>>
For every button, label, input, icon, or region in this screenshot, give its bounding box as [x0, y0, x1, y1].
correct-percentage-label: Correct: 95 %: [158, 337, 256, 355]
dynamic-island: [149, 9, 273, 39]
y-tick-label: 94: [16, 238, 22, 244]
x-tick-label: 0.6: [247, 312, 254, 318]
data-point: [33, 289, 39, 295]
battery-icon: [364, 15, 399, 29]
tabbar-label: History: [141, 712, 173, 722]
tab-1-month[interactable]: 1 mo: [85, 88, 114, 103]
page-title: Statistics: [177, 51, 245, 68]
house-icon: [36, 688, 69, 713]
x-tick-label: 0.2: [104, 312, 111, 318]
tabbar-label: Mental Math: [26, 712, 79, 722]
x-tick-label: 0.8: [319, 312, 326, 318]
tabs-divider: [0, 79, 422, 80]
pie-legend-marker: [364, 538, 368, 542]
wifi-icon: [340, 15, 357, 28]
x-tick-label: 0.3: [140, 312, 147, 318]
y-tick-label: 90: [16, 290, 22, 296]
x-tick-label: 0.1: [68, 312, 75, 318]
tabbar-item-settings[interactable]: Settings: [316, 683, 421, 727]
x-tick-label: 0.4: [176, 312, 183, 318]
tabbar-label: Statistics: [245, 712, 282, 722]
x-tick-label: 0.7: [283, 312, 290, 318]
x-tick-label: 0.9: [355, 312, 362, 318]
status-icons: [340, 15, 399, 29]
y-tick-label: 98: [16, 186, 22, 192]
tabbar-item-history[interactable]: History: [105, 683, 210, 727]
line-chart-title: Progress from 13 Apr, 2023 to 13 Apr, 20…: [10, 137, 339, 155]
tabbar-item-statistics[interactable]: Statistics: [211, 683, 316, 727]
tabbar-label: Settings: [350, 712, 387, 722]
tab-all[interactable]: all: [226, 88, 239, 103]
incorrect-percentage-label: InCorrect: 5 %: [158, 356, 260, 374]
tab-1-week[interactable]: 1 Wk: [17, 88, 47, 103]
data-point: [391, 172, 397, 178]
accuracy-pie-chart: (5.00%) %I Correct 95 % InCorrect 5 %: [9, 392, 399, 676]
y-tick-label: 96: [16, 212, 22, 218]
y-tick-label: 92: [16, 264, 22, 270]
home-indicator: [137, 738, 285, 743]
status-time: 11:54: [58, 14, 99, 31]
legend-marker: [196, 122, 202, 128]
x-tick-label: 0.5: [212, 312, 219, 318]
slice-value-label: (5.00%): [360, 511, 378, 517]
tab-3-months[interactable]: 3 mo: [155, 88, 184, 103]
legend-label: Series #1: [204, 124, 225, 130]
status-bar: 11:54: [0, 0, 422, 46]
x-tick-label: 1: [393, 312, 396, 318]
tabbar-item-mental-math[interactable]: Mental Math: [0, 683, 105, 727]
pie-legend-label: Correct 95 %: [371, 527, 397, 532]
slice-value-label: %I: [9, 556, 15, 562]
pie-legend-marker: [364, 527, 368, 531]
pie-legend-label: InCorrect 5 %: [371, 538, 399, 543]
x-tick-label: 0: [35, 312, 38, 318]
<<
▶ **The request**
Render the rows as a Markdown table with columns No and Content, starting at the first line and stopping after the line containing "x-tick-label: 1: [393, 312, 396, 318]". Number each line and leave out blank lines.

▶ **Answer to this task**
| No | Content |
|---|---|
| 1 | For every button, label, input, icon, or region in this screenshot, give its bounding box as [x0, y0, x1, y1]. |
| 2 | correct-percentage-label: Correct: 95 %: [158, 337, 256, 355] |
| 3 | dynamic-island: [149, 9, 273, 39] |
| 4 | y-tick-label: 94: [16, 238, 22, 244] |
| 5 | x-tick-label: 0.6: [247, 312, 254, 318] |
| 6 | data-point: [33, 289, 39, 295] |
| 7 | battery-icon: [364, 15, 399, 29] |
| 8 | tabbar-label: History: [141, 712, 173, 722] |
| 9 | tab-1-month[interactable]: 1 mo: [85, 88, 114, 103] |
| 10 | page-title: Statistics: [177, 51, 245, 68] |
| 11 | house-icon: [36, 688, 69, 713] |
| 12 | x-tick-label: 0.2: [104, 312, 111, 318] |
| 13 | tabbar-label: Mental Math: [26, 712, 79, 722] |
| 14 | x-tick-label: 0.8: [319, 312, 326, 318] |
| 15 | tabs-divider: [0, 79, 422, 80] |
| 16 | pie-legend-marker: [364, 538, 368, 542] |
| 17 | wifi-icon: [340, 15, 357, 28] |
| 18 | x-tick-label: 0.3: [140, 312, 147, 318] |
| 19 | y-tick-label: 90: [16, 290, 22, 296] |
| 20 | x-tick-label: 0.1: [68, 312, 75, 318] |
| 21 | tabbar-item-settings[interactable]: Settings: [316, 683, 421, 727] |
| 22 | x-tick-label: 0.4: [176, 312, 183, 318] |
| 23 | tabbar-label: Statistics: [245, 712, 282, 722] |
| 24 | x-tick-label: 0.7: [283, 312, 290, 318] |
| 25 | x-tick-label: 0.9: [355, 312, 362, 318] |
| 26 | status-icons: [340, 15, 399, 29] |
| 27 | y-tick-label: 98: [16, 186, 22, 192] |
| 28 | tabbar-item-history[interactable]: History: [105, 683, 210, 727] |
| 29 | line-chart-title: Progress from 13 Apr, 2023 to 13 Apr, 20…: [10, 137, 339, 155] |
| 30 | tabbar-item-statistics[interactable]: Statistics: [211, 683, 316, 727] |
| 31 | tabbar-label: Settings: [350, 712, 387, 722] |
| 32 | tab-all[interactable]: all: [226, 88, 239, 103] |
| 33 | incorrect-percentage-label: InCorrect: 5 %: [158, 356, 260, 374] |
| 34 | tab-1-week[interactable]: 1 Wk: [17, 88, 47, 103] |
| 35 | data-point: [391, 172, 397, 178] |
| 36 | accuracy-pie-chart: (5.00%) %I Correct 95 % InCorrect 5 %: [9, 392, 399, 676] |
| 37 | y-tick-label: 96: [16, 212, 22, 218] |
| 38 | y-tick-label: 92: [16, 264, 22, 270] |
| 39 | home-indicator: [137, 738, 285, 743] |
| 40 | status-time: 11:54: [58, 14, 99, 31] |
| 41 | legend-marker: [196, 122, 202, 128] |
| 42 | x-tick-label: 0.5: [212, 312, 219, 318] |
| 43 | slice-value-label: (5.00%): [360, 511, 378, 517] |
| 44 | tab-3-months[interactable]: 3 mo: [155, 88, 184, 103] |
| 45 | legend-label: Series #1: [204, 124, 225, 130] |
| 46 | status-bar: 11:54: [0, 0, 422, 46] |
| 47 | x-tick-label: 1: [393, 312, 396, 318] |